» **GIVEN INSTRUCTION**
The entries below should be transcribed in their entirety, exactly as written.

-- START OF EXERCISE INPUT --

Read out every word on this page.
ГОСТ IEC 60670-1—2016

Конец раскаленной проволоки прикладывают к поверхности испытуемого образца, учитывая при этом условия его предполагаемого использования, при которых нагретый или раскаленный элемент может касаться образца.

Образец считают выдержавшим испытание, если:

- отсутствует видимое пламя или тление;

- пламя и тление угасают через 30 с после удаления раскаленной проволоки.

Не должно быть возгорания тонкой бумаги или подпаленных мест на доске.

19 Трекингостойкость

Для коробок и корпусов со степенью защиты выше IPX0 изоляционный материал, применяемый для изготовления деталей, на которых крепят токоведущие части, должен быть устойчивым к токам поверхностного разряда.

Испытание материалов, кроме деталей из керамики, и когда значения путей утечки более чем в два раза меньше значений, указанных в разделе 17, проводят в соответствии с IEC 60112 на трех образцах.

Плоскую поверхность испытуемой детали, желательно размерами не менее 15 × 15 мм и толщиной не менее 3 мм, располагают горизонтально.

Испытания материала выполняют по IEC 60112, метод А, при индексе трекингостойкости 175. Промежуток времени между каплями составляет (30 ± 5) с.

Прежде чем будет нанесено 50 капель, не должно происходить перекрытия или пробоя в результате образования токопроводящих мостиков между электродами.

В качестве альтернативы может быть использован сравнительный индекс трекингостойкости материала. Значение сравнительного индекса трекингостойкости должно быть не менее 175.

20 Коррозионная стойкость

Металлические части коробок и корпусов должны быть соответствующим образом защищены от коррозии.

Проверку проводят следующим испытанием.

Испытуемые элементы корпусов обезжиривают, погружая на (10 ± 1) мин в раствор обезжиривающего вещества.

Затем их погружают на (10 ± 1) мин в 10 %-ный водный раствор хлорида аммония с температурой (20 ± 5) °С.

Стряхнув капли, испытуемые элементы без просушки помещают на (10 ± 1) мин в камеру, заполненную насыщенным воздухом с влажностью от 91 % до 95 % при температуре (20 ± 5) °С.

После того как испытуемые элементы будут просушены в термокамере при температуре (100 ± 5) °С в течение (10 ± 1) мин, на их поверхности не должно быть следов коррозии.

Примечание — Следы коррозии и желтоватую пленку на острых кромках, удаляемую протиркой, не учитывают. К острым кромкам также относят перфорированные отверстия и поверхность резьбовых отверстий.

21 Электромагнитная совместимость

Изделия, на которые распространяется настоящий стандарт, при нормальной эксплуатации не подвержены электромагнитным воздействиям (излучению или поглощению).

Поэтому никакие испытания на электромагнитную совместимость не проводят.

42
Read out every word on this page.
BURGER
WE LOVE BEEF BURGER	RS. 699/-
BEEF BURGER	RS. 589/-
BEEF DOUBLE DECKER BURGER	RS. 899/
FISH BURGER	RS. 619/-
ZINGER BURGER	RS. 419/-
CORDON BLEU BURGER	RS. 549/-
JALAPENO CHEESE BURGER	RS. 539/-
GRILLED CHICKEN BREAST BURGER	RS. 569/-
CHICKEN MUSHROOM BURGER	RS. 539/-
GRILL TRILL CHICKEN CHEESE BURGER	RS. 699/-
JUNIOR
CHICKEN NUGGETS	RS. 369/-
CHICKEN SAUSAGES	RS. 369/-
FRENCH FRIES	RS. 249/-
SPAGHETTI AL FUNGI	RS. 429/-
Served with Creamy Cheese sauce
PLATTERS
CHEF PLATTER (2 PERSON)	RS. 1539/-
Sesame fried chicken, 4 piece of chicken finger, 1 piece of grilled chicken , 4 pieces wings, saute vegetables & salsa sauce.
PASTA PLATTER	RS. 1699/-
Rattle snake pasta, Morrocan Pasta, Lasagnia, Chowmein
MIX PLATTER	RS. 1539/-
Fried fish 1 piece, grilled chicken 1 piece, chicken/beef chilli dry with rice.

-- END OF EXERCISE INPUT --

» **ANSWER FOR THE TASK**
Read out every word on this page.
ГОСТ IEC 60670-1—2016

Конец раскаленной проволоки прикладывают к поверхности испытуемого образца, учитывая при этом условия его предполагаемого использования, при которых нагретый или раскаленный элемент может касаться образца.

Образец считают выдержавшим испытание, если:

- отсутствует видимое пламя или тление;

- пламя и тление угасают через 30 с после удаления раскаленной проволоки.

Не должно быть возгорания тонкой бумаги или подпаленных мест на доске.

19 Трекингостойкость

Для коробок и корпусов со степенью защиты выше IPX0 изоляционный материал, применяемый для изготовления деталей, на которых крепят токоведущие части, должен быть устойчивым к токам поверхностного разряда.

Испытание материалов, кроме деталей из керамики, и когда значения путей утечки более чем в два раза меньше значений, указанных в разделе 17, проводят в соответствии с IEC 60112 на трех образцах.

Плоскую поверхность испытуемой детали, желательно размерами не менее 15 × 15 мм и толщиной не менее 3 мм, располагают горизонтально.

Испытания материала выполняют по IEC 60112, метод А, при индексе трекингостойкости 175. Промежуток времени между каплями составляет (30 ± 5) с.

Прежде чем будет нанесено 50 капель, не должно происходить перекрытия или пробоя в результате образования токопроводящих мостиков между электродами.

В качестве альтернативы может быть использован сравнительный индекс трекингостойкости материала. Значение сравнительного индекса трекингостойкости должно быть не менее 175.

20 Коррозионная стойкость

Металлические части коробок и корпусов должны быть соответствующим образом защищены от коррозии.

Проверку проводят следующим испытанием.

Испытуемые элементы корпусов обезжиривают, погружая на (10 ± 1) мин в раствор обезжиривающего вещества.

Затем их погружают на (10 ± 1) мин в 10 %-ный водный раствор хлорида аммония с температурой (20 ± 5) °С.

Стряхнув капли, испытуемые элементы без просушки помещают на (10 ± 1) мин в камеру, заполненную насыщенным воздухом с влажностью от 91 % до 95 % при температуре (20 ± 5) °С.

После того как испытуемые элементы будут просушены в термокамере при температуре (100 ± 5) °С в течение (10 ± 1) мин, на их поверхности не должно быть следов коррозии.

Примечание — Следы коррозии и желтоватую пленку на острых кромках, удаляемую протиркой, не учитывают. К острым кромкам также относят перфорированные отверстия и поверхность резьбовых отверстий.

21 Электромагнитная совместимость

Изделия, на которые распространяется настоящий стандарт, при нормальной эксплуатации не подвержены электромагнитным воздействиям (излучению или поглощению).

Поэтому никакие испытания на электромагнитную совместимость не проводят.

42
Read out every word on this page.
BURGER
WE LOVE BEEF BURGER	RS. 699/-
BEEF BURGER	RS. 589/-
BEEF DOUBLE DECKER BURGER	RS. 899/
FISH BURGER	RS. 619/-
ZINGER BURGER	RS. 419/-
CORDON BLEU BURGER	RS. 549/-
JALAPENO CHEESE BURGER	RS. 539/-
GRILLED CHICKEN BREAST BURGER	RS. 569/-
CHICKEN MUSHROOM BURGER	RS. 539/-
GRILL TRILL CHICKEN CHEESE BURGER	RS. 699/-
JUNIOR
CHICKEN NUGGETS	RS. 369/-
CHICKEN SAUSAGES	RS. 369/-
FRENCH FRIES	RS. 249/-
SPAGHETTI AL FUNGI	RS. 429/-
Served with Creamy Cheese sauce
PLATTERS
CHEF PLATTER (2 PERSON)	RS. 1539/-
Sesame fried chicken, 4 piece of chicken finger, 1 piece of grilled chicken , 4 pieces wings, saute vegetables & salsa sauce.
PASTA PLATTER	RS. 1699/-
Rattle snake pasta, Morrocan Pasta, Lasagnia, Chowmein
MIX PLATTER	RS. 1539/-
Fried fish 1 piece, grilled chicken 1 piece, chicken/beef chilli dry with rice.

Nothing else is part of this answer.